**Problem requirements**. Your answer should be one number: how many lines of the records hold the string "Alkaline".
:: Exercise data ::
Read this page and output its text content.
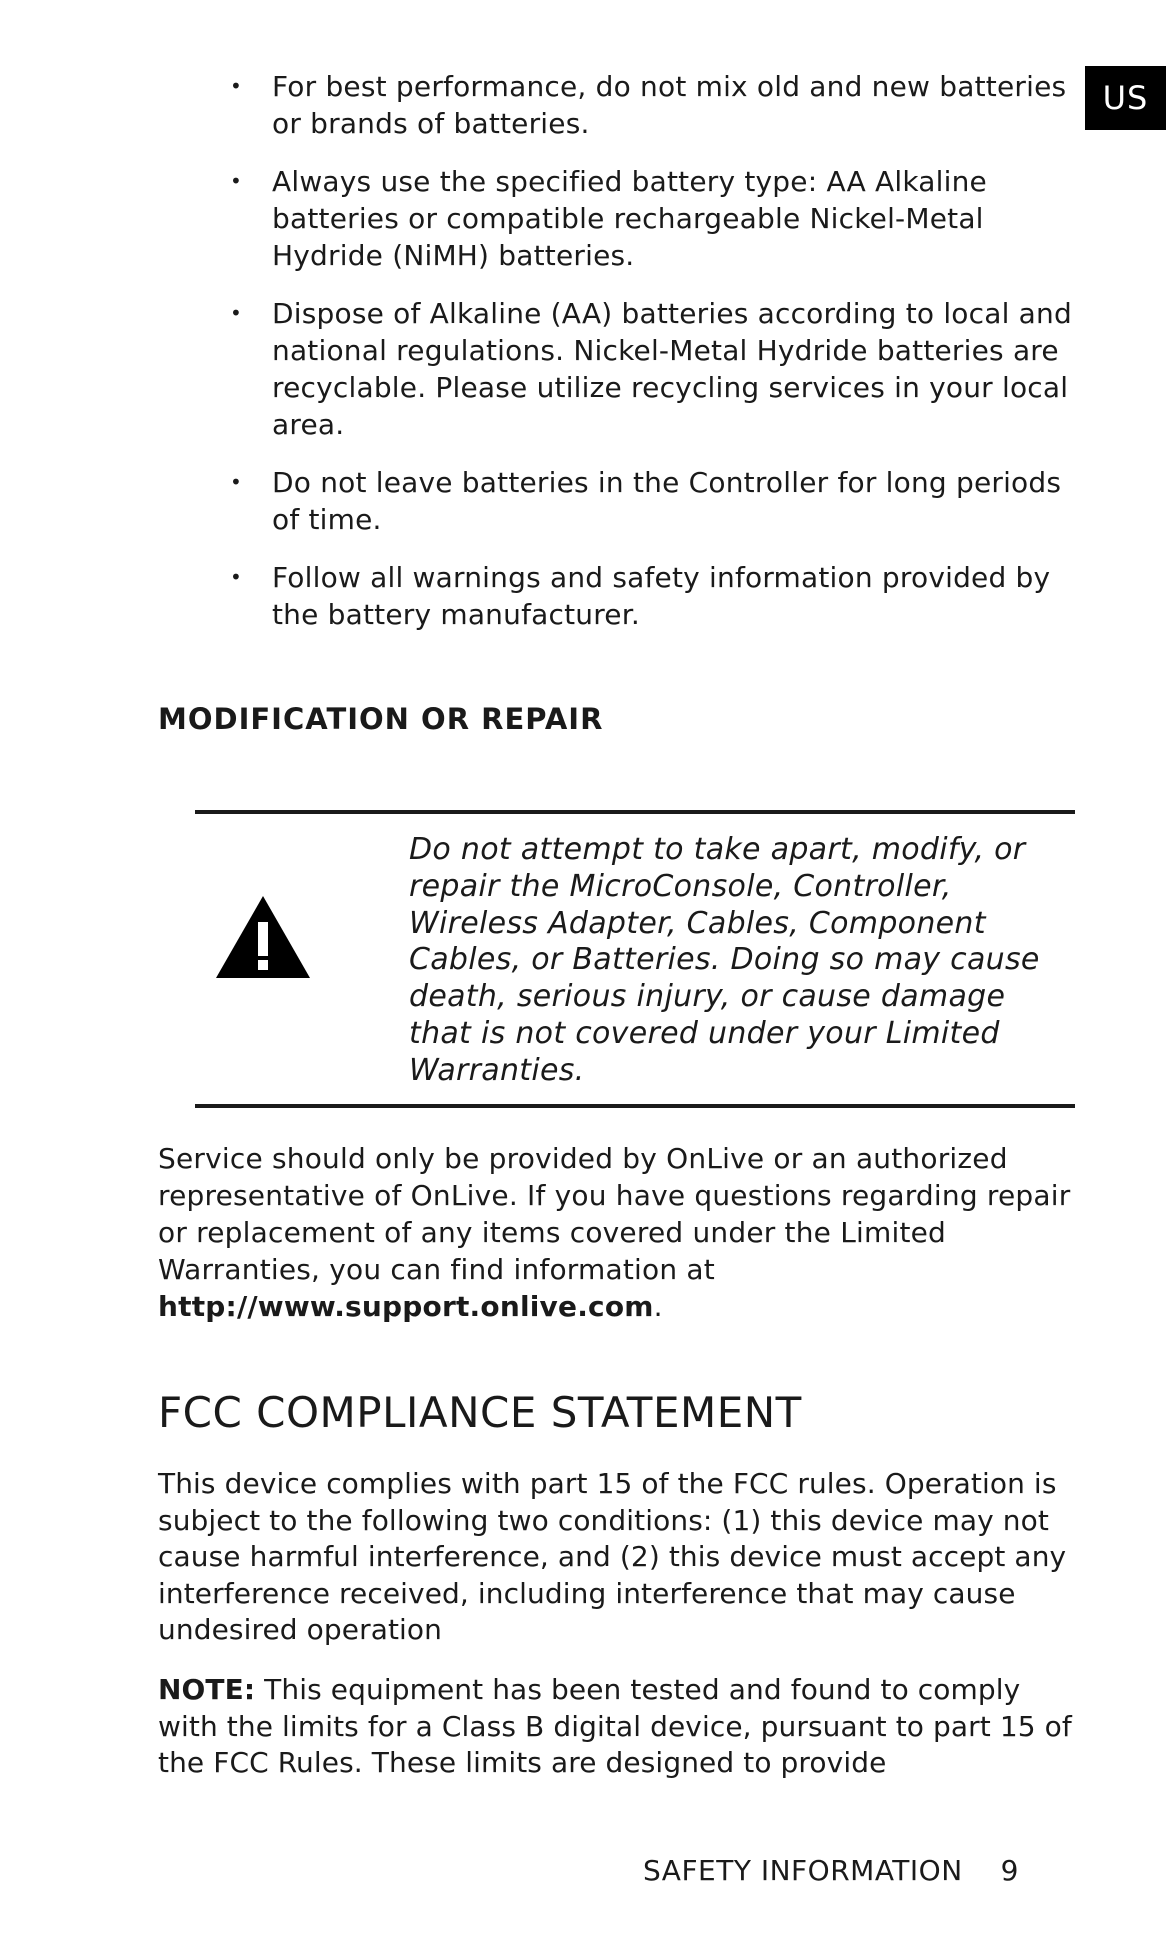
US
• For best performance, do not mix old and new batteries or brands of batteries.
• Always use the specified battery type: AA Alkaline batteries or compatible rechargeable Nickel-Metal Hydride (NiMH) batteries.
• Dispose of Alkaline (AA) batteries according to local and national regulations. Nickel-Metal Hydride batteries are recyclable. Please utilize recycling services in your local area.
• Do not leave batteries in the Controller for long periods of time.
• Follow all warnings and safety information provided by the battery manufacturer.
MODIFICATION OR REPAIR

Do not attempt to take apart, modify, or repair the MicroConsole, Controller, Wireless Adapter, Cables, Component Cables, or Batteries. Doing so may cause death, serious injury, or cause damage that is not covered under your Limited Warranties.

Service should only be provided by OnLive or an authorized representative of OnLive. If you have questions regarding repair or replacement of any items covered under the Limited Warranties, you can find information at http://www.support.onlive.com.

FCC COMPLIANCE STATEMENT

This device complies with part 15 of the FCC rules. Operation is subject to the following two conditions: (1) this device may not cause harmful interference, and (2) this device must accept any interference received, including interference that may cause undesired operation

NOTE: This equipment has been tested and found to comply with the limits for a Class B digital device, pursuant to part 15 of the FCC Rules. These limits are designed to provide

SAFETY INFORMATION 9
:::
**Task solution**. 2